● What to produce
Copy out the complete listing, word for word.

(Dataset records)
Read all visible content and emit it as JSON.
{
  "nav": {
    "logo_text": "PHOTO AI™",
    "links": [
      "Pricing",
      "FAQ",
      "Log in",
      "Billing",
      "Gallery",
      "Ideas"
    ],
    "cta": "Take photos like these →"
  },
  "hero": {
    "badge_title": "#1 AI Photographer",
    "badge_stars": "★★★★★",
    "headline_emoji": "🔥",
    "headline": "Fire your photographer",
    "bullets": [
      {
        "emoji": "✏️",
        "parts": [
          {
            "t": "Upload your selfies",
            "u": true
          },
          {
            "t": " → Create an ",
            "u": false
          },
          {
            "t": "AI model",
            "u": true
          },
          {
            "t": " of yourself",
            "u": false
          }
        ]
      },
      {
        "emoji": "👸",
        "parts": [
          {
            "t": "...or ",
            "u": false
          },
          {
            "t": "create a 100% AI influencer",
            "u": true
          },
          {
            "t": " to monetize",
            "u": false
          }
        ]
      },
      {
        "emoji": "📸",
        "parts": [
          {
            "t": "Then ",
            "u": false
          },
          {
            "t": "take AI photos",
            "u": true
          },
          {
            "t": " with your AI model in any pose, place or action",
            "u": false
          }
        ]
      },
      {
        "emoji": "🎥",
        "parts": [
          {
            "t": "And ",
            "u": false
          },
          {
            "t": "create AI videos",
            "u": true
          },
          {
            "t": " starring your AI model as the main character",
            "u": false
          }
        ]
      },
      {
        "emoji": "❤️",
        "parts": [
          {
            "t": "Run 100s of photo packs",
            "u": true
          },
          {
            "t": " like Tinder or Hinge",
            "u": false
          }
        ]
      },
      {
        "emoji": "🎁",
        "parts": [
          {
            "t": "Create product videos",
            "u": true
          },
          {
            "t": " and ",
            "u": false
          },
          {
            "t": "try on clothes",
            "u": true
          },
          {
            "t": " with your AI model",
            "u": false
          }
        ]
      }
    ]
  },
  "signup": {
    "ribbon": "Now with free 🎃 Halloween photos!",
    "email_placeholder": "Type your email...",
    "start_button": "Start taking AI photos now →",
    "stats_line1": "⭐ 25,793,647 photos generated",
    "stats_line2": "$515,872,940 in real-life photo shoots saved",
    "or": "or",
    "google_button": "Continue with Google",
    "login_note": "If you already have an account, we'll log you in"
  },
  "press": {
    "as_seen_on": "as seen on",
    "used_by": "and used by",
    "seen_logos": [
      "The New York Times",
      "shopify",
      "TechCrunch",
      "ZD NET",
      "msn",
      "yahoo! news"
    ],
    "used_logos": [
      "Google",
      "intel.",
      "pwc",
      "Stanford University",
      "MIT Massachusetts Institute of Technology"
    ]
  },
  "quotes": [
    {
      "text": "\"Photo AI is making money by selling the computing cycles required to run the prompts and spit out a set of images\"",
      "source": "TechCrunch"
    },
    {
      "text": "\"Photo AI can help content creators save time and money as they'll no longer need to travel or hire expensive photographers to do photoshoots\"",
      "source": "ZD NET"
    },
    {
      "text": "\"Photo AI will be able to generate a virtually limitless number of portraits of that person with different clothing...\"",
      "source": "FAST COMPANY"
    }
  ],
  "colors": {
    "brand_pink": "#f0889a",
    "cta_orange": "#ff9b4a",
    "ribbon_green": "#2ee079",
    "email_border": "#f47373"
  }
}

● The output
Read all visible content and emit it as JSON.
{
  "nav": {
    "logo_text": "PHOTO AI™",
    "links": [
      "Pricing",
      "FAQ",
      "Log in",
      "Billing",
      "Gallery",
      "Ideas"
    ],
    "cta": "Take photos like these →"
  },
  "hero": {
    "badge_title": "#1 AI Photographer",
    "badge_stars": "★★★★★",
    "headline_emoji": "🔥",
    "headline": "Fire your photographer",
    "bullets": [
      {
        "emoji": "✏️",
        "parts": [
          {
            "t": "Upload your selfies",
            "u": true
          },
          {
            "t": " → Create an ",
            "u": false
          },
          {
            "t": "AI model",
            "u": true
          },
          {
            "t": " of yourself",
            "u": false
          }
        ]
      },
      {
        "emoji": "👸",
        "parts": [
          {
            "t": "...or ",
            "u": false
          },
          {
            "t": "create a 100% AI influencer",
            "u": true
          },
          {
            "t": " to monetize",
            "u": false
          }
        ]
      },
      {
        "emoji": "📸",
        "parts": [
          {
            "t": "Then ",
            "u": false
          },
          {
            "t": "take AI photos",
            "u": true
          },
          {
            "t": " with your AI model in any pose, place or action",
            "u": false
          }
        ]
      },
      {
        "emoji": "🎥",
        "parts": [
          {
            "t": "And ",
            "u": false
          },
          {
            "t": "create AI videos",
            "u": true
          },
          {
            "t": " starring your AI model as the main character",
            "u": false
          }
        ]
      },
      {
        "emoji": "❤️",
        "parts": [
          {
            "t": "Run 100s of photo packs",
            "u": true
          },
          {
            "t": " like Tinder or Hinge",
            "u": false
          }
        ]
      },
      {
        "emoji": "🎁",
        "parts": [
          {
            "t": "Create product videos",
            "u": true
          },
          {
            "t": " and ",
            "u": false
          },
          {
            "t": "try on clothes",
            "u": true
          },
          {
            "t": " with your AI model",
            "u": false
          }
        ]
      }
    ]
  },
  "signup": {
    "ribbon": "Now with free 🎃 Halloween photos!",
    "email_placeholder": "Type your email...",
    "start_button": "Start taking AI photos now →",
    "stats_line1": "⭐ 25,793,647 photos generated",
    "stats_line2": "$515,872,940 in real-life photo shoots saved",
    "or": "or",
    "google_button": "Continue with Google",
    "login_note": "If you already have an account, we'll log you in"
  },
  "press": {
    "as_seen_on": "as seen on",
    "used_by": "and used by",
    "seen_logos": [
      "The New York Times",
      "shopify",
      "TechCrunch",
      "ZD NET",
      "msn",
      "yahoo! news"
    ],
    "used_logos": [
      "Google",
      "intel.",
      "pwc",
      "Stanford University",
      "MIT Massachusetts Institute of Technology"
    ]
  },
  "quotes": [
    {
      "text": "\"Photo AI is making money by selling the computing cycles required to run the prompts and spit out a set of images\"",
      "source": "TechCrunch"
    },
    {
      "text": "\"Photo AI can help content creators save time and money as they'll no longer need to travel or hire expensive photographers to do photoshoots\"",
      "source": "ZD NET"
    },
    {
      "text": "\"Photo AI will be able to generate a virtually limitless number of portraits of that person with different clothing...\"",
      "source": "FAST COMPANY"
    }
  ],
  "colors": {
    "brand_pink": "#f0889a",
    "cta_orange": "#ff9b4a",
    "ribbon_green": "#2ee079",
    "email_border": "#f47373"
  }
}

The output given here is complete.